Could you print only the lines from the one containing "Serialize everything readable" through the end of the listing below, unchanged?

>>>>>

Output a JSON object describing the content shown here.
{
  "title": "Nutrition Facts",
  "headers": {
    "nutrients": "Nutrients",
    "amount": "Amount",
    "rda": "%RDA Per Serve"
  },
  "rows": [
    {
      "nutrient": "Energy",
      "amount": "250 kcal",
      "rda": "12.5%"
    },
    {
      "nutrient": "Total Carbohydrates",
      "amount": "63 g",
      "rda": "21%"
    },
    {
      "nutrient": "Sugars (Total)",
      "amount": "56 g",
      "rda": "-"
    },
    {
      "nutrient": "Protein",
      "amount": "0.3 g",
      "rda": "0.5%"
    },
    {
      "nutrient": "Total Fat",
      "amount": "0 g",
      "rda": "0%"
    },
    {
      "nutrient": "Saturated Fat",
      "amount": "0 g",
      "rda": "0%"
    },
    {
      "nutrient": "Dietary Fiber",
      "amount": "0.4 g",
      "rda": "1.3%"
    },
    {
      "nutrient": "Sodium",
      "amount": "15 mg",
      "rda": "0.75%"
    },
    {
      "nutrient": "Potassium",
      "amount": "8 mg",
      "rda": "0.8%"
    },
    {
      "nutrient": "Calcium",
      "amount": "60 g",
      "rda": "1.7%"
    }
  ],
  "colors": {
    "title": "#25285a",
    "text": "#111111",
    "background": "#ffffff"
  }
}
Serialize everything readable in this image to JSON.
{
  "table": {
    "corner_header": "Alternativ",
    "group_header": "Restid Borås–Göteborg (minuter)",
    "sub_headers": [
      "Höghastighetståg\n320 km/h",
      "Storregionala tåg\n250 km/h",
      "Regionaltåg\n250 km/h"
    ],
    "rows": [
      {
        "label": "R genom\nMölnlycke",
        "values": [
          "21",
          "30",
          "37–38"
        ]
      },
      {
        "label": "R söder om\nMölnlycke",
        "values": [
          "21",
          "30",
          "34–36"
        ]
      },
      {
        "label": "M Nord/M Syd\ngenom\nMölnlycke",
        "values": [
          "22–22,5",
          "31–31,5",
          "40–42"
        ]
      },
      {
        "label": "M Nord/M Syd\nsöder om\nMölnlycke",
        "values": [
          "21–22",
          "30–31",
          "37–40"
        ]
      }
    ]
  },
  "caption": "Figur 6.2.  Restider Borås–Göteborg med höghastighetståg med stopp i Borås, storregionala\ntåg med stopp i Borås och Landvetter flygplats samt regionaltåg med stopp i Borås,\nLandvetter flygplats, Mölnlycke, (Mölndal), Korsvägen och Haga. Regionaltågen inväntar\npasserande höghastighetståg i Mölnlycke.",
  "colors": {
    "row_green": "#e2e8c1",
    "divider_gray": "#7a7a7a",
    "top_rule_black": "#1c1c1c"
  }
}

<<<<<

● **Expected answer**:
Serialize everything readable in this image to JSON.
{
  "table": {
    "corner_header": "Alternativ",
    "group_header": "Restid Borås–Göteborg (minuter)",
    "sub_headers": [
      "Höghastighetståg\n320 km/h",
      "Storregionala tåg\n250 km/h",
      "Regionaltåg\n250 km/h"
    ],
    "rows": [
      {
        "label": "R genom\nMölnlycke",
        "values": [
          "21",
          "30",
          "37–38"
        ]
      },
      {
        "label": "R söder om\nMölnlycke",
        "values": [
          "21",
          "30",
          "34–36"
        ]
      },
      {
        "label": "M Nord/M Syd\ngenom\nMölnlycke",
        "values": [
          "22–22,5",
          "31–31,5",
          "40–42"
        ]
      },
      {
        "label": "M Nord/M Syd\nsöder om\nMölnlycke",
        "values": [
          "21–22",
          "30–31",
          "37–40"
        ]
      }
    ]
  },
  "caption": "Figur 6.2.  Restider Borås–Göteborg med höghastighetståg med stopp i Borås, storregionala\ntåg med stopp i Borås och Landvetter flygplats samt regionaltåg med stopp i Borås,\nLandvetter flygplats, Mölnlycke, (Mölndal), Korsvägen och Haga. Regionaltågen inväntar\npasserande höghastighetståg i Mölnlycke.",
  "colors": {
    "row_green": "#e2e8c1",
    "divider_gray": "#7a7a7a",
    "top_rule_black": "#1c1c1c"
  }
}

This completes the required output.